» Exercise task
Please give the listing again, word for word, with nothing left out.

# START OF Given records

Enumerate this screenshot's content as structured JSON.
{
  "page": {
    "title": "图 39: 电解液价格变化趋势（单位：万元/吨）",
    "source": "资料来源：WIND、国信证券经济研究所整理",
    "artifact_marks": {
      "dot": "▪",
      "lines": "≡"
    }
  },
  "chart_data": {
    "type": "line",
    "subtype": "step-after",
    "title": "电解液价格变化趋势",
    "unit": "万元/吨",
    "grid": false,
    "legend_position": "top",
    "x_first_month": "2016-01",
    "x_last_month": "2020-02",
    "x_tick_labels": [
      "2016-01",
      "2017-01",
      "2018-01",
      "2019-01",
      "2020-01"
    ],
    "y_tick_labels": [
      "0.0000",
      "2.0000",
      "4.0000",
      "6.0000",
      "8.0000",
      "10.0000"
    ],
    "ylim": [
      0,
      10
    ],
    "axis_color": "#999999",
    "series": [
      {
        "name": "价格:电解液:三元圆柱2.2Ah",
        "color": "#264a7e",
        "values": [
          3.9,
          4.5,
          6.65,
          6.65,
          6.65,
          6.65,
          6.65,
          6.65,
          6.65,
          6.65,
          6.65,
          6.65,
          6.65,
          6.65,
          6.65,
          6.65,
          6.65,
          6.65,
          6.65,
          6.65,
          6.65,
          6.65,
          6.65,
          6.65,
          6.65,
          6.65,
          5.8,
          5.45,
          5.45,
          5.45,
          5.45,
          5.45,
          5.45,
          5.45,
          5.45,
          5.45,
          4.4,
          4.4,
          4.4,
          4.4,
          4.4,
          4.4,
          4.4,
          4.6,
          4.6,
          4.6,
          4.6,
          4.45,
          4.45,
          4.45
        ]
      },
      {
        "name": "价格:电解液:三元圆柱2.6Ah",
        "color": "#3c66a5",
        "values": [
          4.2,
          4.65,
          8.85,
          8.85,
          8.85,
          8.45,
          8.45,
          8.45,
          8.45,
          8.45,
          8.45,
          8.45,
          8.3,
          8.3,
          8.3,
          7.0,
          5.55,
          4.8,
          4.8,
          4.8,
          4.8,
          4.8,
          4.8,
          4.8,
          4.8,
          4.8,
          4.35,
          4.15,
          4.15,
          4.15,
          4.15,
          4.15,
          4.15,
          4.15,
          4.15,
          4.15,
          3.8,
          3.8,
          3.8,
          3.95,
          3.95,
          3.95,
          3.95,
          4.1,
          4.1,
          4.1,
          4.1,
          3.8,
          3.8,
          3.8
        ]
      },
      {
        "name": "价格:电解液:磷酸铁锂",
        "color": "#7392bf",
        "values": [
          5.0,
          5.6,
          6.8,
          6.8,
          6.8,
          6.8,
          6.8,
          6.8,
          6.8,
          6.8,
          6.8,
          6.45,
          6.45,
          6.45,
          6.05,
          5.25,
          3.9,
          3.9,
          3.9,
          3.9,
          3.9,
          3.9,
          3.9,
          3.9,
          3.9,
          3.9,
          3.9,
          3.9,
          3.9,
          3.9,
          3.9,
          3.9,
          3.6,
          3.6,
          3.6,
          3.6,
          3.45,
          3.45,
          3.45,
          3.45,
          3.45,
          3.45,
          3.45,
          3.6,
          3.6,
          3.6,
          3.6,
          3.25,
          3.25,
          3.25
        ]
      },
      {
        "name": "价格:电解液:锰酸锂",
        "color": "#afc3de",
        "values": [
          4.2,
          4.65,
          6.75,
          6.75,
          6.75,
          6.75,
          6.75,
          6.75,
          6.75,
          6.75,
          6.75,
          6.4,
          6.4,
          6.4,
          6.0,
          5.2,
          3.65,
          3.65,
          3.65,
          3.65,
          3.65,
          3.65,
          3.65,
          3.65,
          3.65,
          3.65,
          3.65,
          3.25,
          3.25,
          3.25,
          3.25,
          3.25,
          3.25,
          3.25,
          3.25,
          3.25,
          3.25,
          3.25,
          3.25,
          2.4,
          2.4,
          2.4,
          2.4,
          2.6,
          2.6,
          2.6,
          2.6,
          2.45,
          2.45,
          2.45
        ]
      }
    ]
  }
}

# END OF Given records

» Written answer
Enumerate this screenshot's content as structured JSON.
{
  "page": {
    "title": "图 39: 电解液价格变化趋势（单位：万元/吨）",
    "source": "资料来源：WIND、国信证券经济研究所整理",
    "artifact_marks": {
      "dot": "▪",
      "lines": "≡"
    }
  },
  "chart_data": {
    "type": "line",
    "subtype": "step-after",
    "title": "电解液价格变化趋势",
    "unit": "万元/吨",
    "grid": false,
    "legend_position": "top",
    "x_first_month": "2016-01",
    "x_last_month": "2020-02",
    "x_tick_labels": [
      "2016-01",
      "2017-01",
      "2018-01",
      "2019-01",
      "2020-01"
    ],
    "y_tick_labels": [
      "0.0000",
      "2.0000",
      "4.0000",
      "6.0000",
      "8.0000",
      "10.0000"
    ],
    "ylim": [
      0,
      10
    ],
    "axis_color": "#999999",
    "series": [
      {
        "name": "价格:电解液:三元圆柱2.2Ah",
        "color": "#264a7e",
        "values": [
          3.9,
          4.5,
          6.65,
          6.65,
          6.65,
          6.65,
          6.65,
          6.65,
          6.65,
          6.65,
          6.65,
          6.65,
          6.65,
          6.65,
          6.65,
          6.65,
          6.65,
          6.65,
          6.65,
          6.65,
          6.65,
          6.65,
          6.65,
          6.65,
          6.65,
          6.65,
          5.8,
          5.45,
          5.45,
          5.45,
          5.45,
          5.45,
          5.45,
          5.45,
          5.45,
          5.45,
          4.4,
          4.4,
          4.4,
          4.4,
          4.4,
          4.4,
          4.4,
          4.6,
          4.6,
          4.6,
          4.6,
          4.45,
          4.45,
          4.45
        ]
      },
      {
        "name": "价格:电解液:三元圆柱2.6Ah",
        "color": "#3c66a5",
        "values": [
          4.2,
          4.65,
          8.85,
          8.85,
          8.85,
          8.45,
          8.45,
          8.45,
          8.45,
          8.45,
          8.45,
          8.45,
          8.3,
          8.3,
          8.3,
          7.0,
          5.55,
          4.8,
          4.8,
          4.8,
          4.8,
          4.8,
          4.8,
          4.8,
          4.8,
          4.8,
          4.35,
          4.15,
          4.15,
          4.15,
          4.15,
          4.15,
          4.15,
          4.15,
          4.15,
          4.15,
          3.8,
          3.8,
          3.8,
          3.95,
          3.95,
          3.95,
          3.95,
          4.1,
          4.1,
          4.1,
          4.1,
          3.8,
          3.8,
          3.8
        ]
      },
      {
        "name": "价格:电解液:磷酸铁锂",
        "color": "#7392bf",
        "values": [
          5.0,
          5.6,
          6.8,
          6.8,
          6.8,
          6.8,
          6.8,
          6.8,
          6.8,
          6.8,
          6.8,
          6.45,
          6.45,
          6.45,
          6.05,
          5.25,
          3.9,
          3.9,
          3.9,
          3.9,
          3.9,
          3.9,
          3.9,
          3.9,
          3.9,
          3.9,
          3.9,
          3.9,
          3.9,
          3.9,
          3.9,
          3.9,
          3.6,
          3.6,
          3.6,
          3.6,
          3.45,
          3.45,
          3.45,
          3.45,
          3.45,
          3.45,
          3.45,
          3.6,
          3.6,
          3.6,
          3.6,
          3.25,
          3.25,
          3.25
        ]
      },
      {
        "name": "价格:电解液:锰酸锂",
        "color": "#afc3de",
        "values": [
          4.2,
          4.65,
          6.75,
          6.75,
          6.75,
          6.75,
          6.75,
          6.75,
          6.75,
          6.75,
          6.75,
          6.4,
          6.4,
          6.4,
          6.0,
          5.2,
          3.65,
          3.65,
          3.65,
          3.65,
          3.65,
          3.65,
          3.65,
          3.65,
          3.65,
          3.65,
          3.65,
          3.25,
          3.25,
          3.25,
          3.25,
          3.25,
          3.25,
          3.25,
          3.25,
          3.25,
          3.25,
          3.25,
          3.25,
          2.4,
          2.4,
          2.4,
          2.4,
          2.6,
          2.6,
          2.6,
          2.6,
          2.45,
          2.45,
          2.45
        ]
      }
    ]
  }
}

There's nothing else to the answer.